# Start of GIVEN DATA
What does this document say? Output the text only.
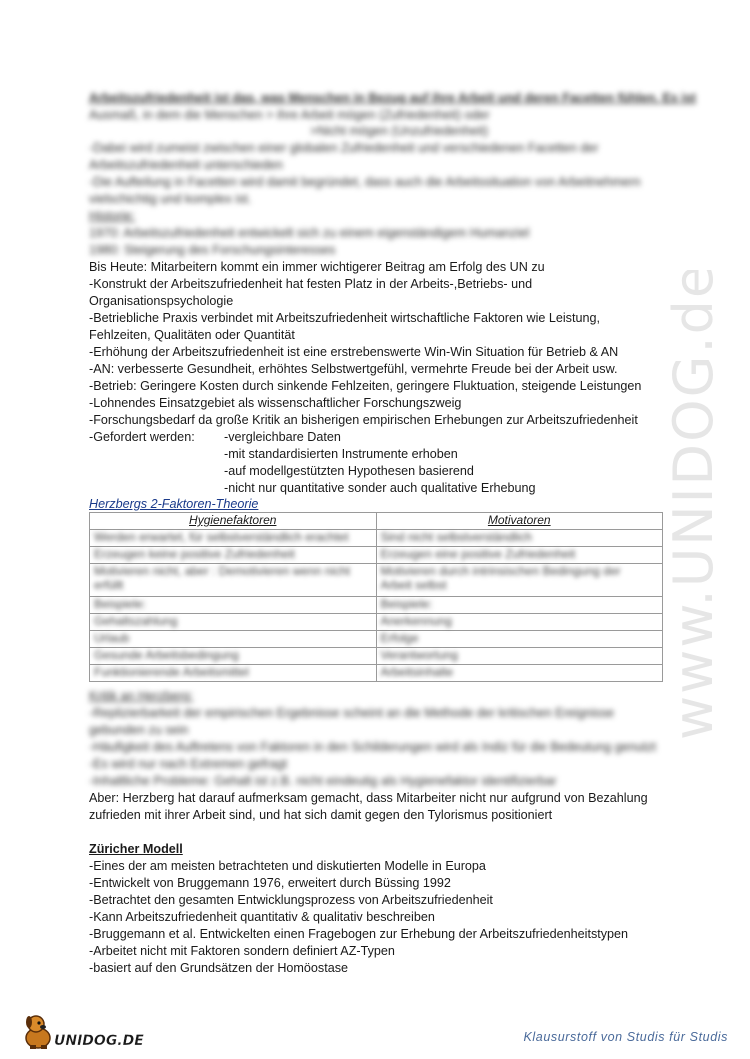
www.UNIDOG.de
Arbeitszufriedenheit ist das, was Menschen in Bezug auf ihre Arbeit und deren Facetten fühlen. Es ist
Ausmaß, in dem die Menschen > ihre Arbeit mögen (Zufriedenheit) oder
>Nicht mögen (Unzufriedenheit)
-Dabei wird zumeist zwischen einer globalen Zufriedenheit und verschiedenen Facetten der
Arbeitszufriedenheit unterschieden
-Die Aufteilung in Facetten wird damit begründet, dass auch die Arbeitssituation von Arbeitnehmern
vielschichtig und komplex ist.
Historie:
1970: Arbeitszufriedenheit entwickelt sich zu einem eigenständigem Humanziel
1980: Steigerung des Forschungsinteresses
Bis Heute: Mitarbeitern kommt ein immer wichtigerer Beitrag am Erfolg des UN zu
-Konstrukt der Arbeitszufriedenheit hat festen Platz in der Arbeits-,Betriebs- und
Organisationspsychologie
-Betriebliche Praxis verbindet mit Arbeitszufriedenheit wirtschaftliche Faktoren wie Leistung,
Fehlzeiten, Qualitäten oder Quantität
-Erhöhung der Arbeitszufriedenheit ist eine erstrebenswerte Win-Win Situation für Betrieb & AN
-AN: verbesserte Gesundheit, erhöhtes Selbstwertgefühl, vermehrte Freude bei der Arbeit usw.
-Betrieb: Geringere Kosten durch sinkende Fehlzeiten, geringere Fluktuation, steigende Leistungen
-Lohnendes Einsatzgebiet als wissenschaftlicher Forschungszweig
-Forschungsbedarf da große Kritik an bisherigen empirischen Erhebungen zur Arbeitszufriedenheit
-Gefordert werden: -vergleichbare Daten
-mit standardisierten Instrumente erhoben
-auf modellgestützten Hypothesen basierend
-nicht nur quantitative sonder auch qualitative Erhebung
Herzbergs 2-Faktoren-Theorie
Hygienefaktoren	Motivatoren

Werden erwartet, für selbstverständlich erachtet	Sind nicht selbstverständlich

Erzeugen keine positive Zufriedenheit	Erzeugen eine positive Zufriedenheit

Motivieren nicht, aber : Demotivieren wenn nicht erfüllt	Motivieren durch intrinsischen Bedingung der Arbeit selbst

Beispiele:	Beispiele:

Gehaltszahlung	Anerkennung

Urlaub	Erfolge

Gesunde Arbeitsbedingung	Verantwortung

Funktionierende Arbeitsmittel	Arbeitsinhalte
Kritik an Herzberg:
-Replizierbarkeit der empirischen Ergebnisse scheint an die Methode der kritischen Ereignisse
gebunden zu sein
-Häufigkeit des Auftretens von Faktoren in den Schilderungen wird als Indiz für die Bedeutung genutzt
-Es wird nur nach Extremen gefragt
-Inhaltliche Probleme: Gehalt ist z.B. nicht eindeutig als Hygienefaktor identifizierbar
Aber: Herzberg hat darauf aufmerksam gemacht, dass Mitarbeiter nicht nur aufgrund von Bezahlung
zufrieden mit ihrer Arbeit sind, und hat sich damit gegen den Tylorismus positioniert
Züricher Modell
-Eines der am meisten betrachteten und diskutierten Modelle in Europa
-Entwickelt von Bruggemann 1976, erweitert durch Büssing 1992
-Betrachtet den gesamten Entwicklungsprozess von Arbeitszufriedenheit
-Kann Arbeitszufriedenheit quantitativ & qualitativ beschreiben
-Bruggemann et al. Entwickelten einen Fragebogen zur Erhebung der Arbeitszufriedenheitstypen
-Arbeitet nicht mit Faktoren sondern definiert AZ-Typen
-basiert auf den Grundsätzen der Homöostase
UNIDOG.DE	Klausurstoff von Studis für Studis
# End of GIVEN DATA
* _WHAT TO WORK ON_
Repeat verbatim all the material, but not the pictures.

* _SOLUTION_
What does this document say? Output the text only.
www.UNIDOG.de
Arbeitszufriedenheit ist das, was Menschen in Bezug auf ihre Arbeit und deren Facetten fühlen. Es ist
Ausmaß, in dem die Menschen > ihre Arbeit mögen (Zufriedenheit) oder
>Nicht mögen (Unzufriedenheit)
-Dabei wird zumeist zwischen einer globalen Zufriedenheit und verschiedenen Facetten der
Arbeitszufriedenheit unterschieden
-Die Aufteilung in Facetten wird damit begründet, dass auch die Arbeitssituation von Arbeitnehmern
vielschichtig und komplex ist.
Historie:
1970: Arbeitszufriedenheit entwickelt sich zu einem eigenständigem Humanziel
1980: Steigerung des Forschungsinteresses
Bis Heute: Mitarbeitern kommt ein immer wichtigerer Beitrag am Erfolg des UN zu
-Konstrukt der Arbeitszufriedenheit hat festen Platz in der Arbeits-,Betriebs- und
Organisationspsychologie
-Betriebliche Praxis verbindet mit Arbeitszufriedenheit wirtschaftliche Faktoren wie Leistung,
Fehlzeiten, Qualitäten oder Quantität
-Erhöhung der Arbeitszufriedenheit ist eine erstrebenswerte Win-Win Situation für Betrieb & AN
-AN: verbesserte Gesundheit, erhöhtes Selbstwertgefühl, vermehrte Freude bei der Arbeit usw.
-Betrieb: Geringere Kosten durch sinkende Fehlzeiten, geringere Fluktuation, steigende Leistungen
-Lohnendes Einsatzgebiet als wissenschaftlicher Forschungszweig
-Forschungsbedarf da große Kritik an bisherigen empirischen Erhebungen zur Arbeitszufriedenheit
-Gefordert werden: -vergleichbare Daten
-mit standardisierten Instrumente erhoben
-auf modellgestützten Hypothesen basierend
-nicht nur quantitative sonder auch qualitative Erhebung
Herzbergs 2-Faktoren-Theorie
Hygienefaktoren	Motivatoren

Werden erwartet, für selbstverständlich erachtet	Sind nicht selbstverständlich

Erzeugen keine positive Zufriedenheit	Erzeugen eine positive Zufriedenheit

Motivieren nicht, aber : Demotivieren wenn nicht erfüllt	Motivieren durch intrinsischen Bedingung der Arbeit selbst

Beispiele:	Beispiele:

Gehaltszahlung	Anerkennung

Urlaub	Erfolge

Gesunde Arbeitsbedingung	Verantwortung

Funktionierende Arbeitsmittel	Arbeitsinhalte
Kritik an Herzberg:
-Replizierbarkeit der empirischen Ergebnisse scheint an die Methode der kritischen Ereignisse
gebunden zu sein
-Häufigkeit des Auftretens von Faktoren in den Schilderungen wird als Indiz für die Bedeutung genutzt
-Es wird nur nach Extremen gefragt
-Inhaltliche Probleme: Gehalt ist z.B. nicht eindeutig als Hygienefaktor identifizierbar
Aber: Herzberg hat darauf aufmerksam gemacht, dass Mitarbeiter nicht nur aufgrund von Bezahlung
zufrieden mit ihrer Arbeit sind, und hat sich damit gegen den Tylorismus positioniert
Züricher Modell
-Eines der am meisten betrachteten und diskutierten Modelle in Europa
-Entwickelt von Bruggemann 1976, erweitert durch Büssing 1992
-Betrachtet den gesamten Entwicklungsprozess von Arbeitszufriedenheit
-Kann Arbeitszufriedenheit quantitativ & qualitativ beschreiben
-Bruggemann et al. Entwickelten einen Fragebogen zur Erhebung der Arbeitszufriedenheitstypen
-Arbeitet nicht mit Faktoren sondern definiert AZ-Typen
-basiert auf den Grundsätzen der Homöostase
UNIDOG.DE	Klausurstoff von Studis für Studis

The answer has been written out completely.